— BEGIN Exercise inputs —

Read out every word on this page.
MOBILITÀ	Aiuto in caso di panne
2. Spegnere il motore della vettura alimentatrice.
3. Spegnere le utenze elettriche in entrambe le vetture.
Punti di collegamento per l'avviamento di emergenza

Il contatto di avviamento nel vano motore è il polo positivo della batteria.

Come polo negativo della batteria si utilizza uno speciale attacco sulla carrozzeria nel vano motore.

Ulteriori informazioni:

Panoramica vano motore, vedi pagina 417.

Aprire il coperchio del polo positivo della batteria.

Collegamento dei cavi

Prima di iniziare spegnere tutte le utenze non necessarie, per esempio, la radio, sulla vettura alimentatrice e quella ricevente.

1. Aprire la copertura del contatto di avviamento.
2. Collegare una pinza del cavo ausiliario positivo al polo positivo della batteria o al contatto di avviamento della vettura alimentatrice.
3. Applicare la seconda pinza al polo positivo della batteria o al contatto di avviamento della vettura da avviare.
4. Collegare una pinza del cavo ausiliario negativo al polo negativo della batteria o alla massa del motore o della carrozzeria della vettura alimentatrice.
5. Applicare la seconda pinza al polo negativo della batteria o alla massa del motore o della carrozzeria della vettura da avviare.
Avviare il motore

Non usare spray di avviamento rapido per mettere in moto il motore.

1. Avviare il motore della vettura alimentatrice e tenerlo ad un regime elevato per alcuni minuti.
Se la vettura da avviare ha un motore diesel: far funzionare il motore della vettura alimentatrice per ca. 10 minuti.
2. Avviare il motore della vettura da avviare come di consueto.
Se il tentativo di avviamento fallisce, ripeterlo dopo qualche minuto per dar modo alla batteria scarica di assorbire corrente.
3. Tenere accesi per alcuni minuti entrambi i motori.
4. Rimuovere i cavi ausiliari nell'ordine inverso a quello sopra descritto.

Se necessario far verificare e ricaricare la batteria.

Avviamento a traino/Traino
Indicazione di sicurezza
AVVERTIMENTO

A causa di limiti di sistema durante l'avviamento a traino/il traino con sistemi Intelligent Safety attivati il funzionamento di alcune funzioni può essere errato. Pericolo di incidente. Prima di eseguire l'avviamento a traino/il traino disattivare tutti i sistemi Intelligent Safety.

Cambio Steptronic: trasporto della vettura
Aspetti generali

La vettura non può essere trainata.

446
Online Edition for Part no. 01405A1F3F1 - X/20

— END Exercise inputs —

**Problem statement**
Copy all the records above precisely.

**Completed task**
Read out every word on this page.
MOBILITÀ	Aiuto in caso di panne
2. Spegnere il motore della vettura alimentatrice.
3. Spegnere le utenze elettriche in entrambe le vetture.
Punti di collegamento per l'avviamento di emergenza

Il contatto di avviamento nel vano motore è il polo positivo della batteria.

Come polo negativo della batteria si utilizza uno speciale attacco sulla carrozzeria nel vano motore.

Ulteriori informazioni:

Panoramica vano motore, vedi pagina 417.

Aprire il coperchio del polo positivo della batteria.

Collegamento dei cavi

Prima di iniziare spegnere tutte le utenze non necessarie, per esempio, la radio, sulla vettura alimentatrice e quella ricevente.

1. Aprire la copertura del contatto di avviamento.
2. Collegare una pinza del cavo ausiliario positivo al polo positivo della batteria o al contatto di avviamento della vettura alimentatrice.
3. Applicare la seconda pinza al polo positivo della batteria o al contatto di avviamento della vettura da avviare.
4. Collegare una pinza del cavo ausiliario negativo al polo negativo della batteria o alla massa del motore o della carrozzeria della vettura alimentatrice.
5. Applicare la seconda pinza al polo negativo della batteria o alla massa del motore o della carrozzeria della vettura da avviare.
Avviare il motore

Non usare spray di avviamento rapido per mettere in moto il motore.

1. Avviare il motore della vettura alimentatrice e tenerlo ad un regime elevato per alcuni minuti.
Se la vettura da avviare ha un motore diesel: far funzionare il motore della vettura alimentatrice per ca. 10 minuti.
2. Avviare il motore della vettura da avviare come di consueto.
Se il tentativo di avviamento fallisce, ripeterlo dopo qualche minuto per dar modo alla batteria scarica di assorbire corrente.
3. Tenere accesi per alcuni minuti entrambi i motori.
4. Rimuovere i cavi ausiliari nell'ordine inverso a quello sopra descritto.

Se necessario far verificare e ricaricare la batteria.

Avviamento a traino/Traino
Indicazione di sicurezza
AVVERTIMENTO

A causa di limiti di sistema durante l'avviamento a traino/il traino con sistemi Intelligent Safety attivati il funzionamento di alcune funzioni può essere errato. Pericolo di incidente. Prima di eseguire l'avviamento a traino/il traino disattivare tutti i sistemi Intelligent Safety.

Cambio Steptronic: trasporto della vettura
Aspetti generali

La vettura non può essere trainata.

446
Online Edition for Part no. 01405A1F3F1 - X/20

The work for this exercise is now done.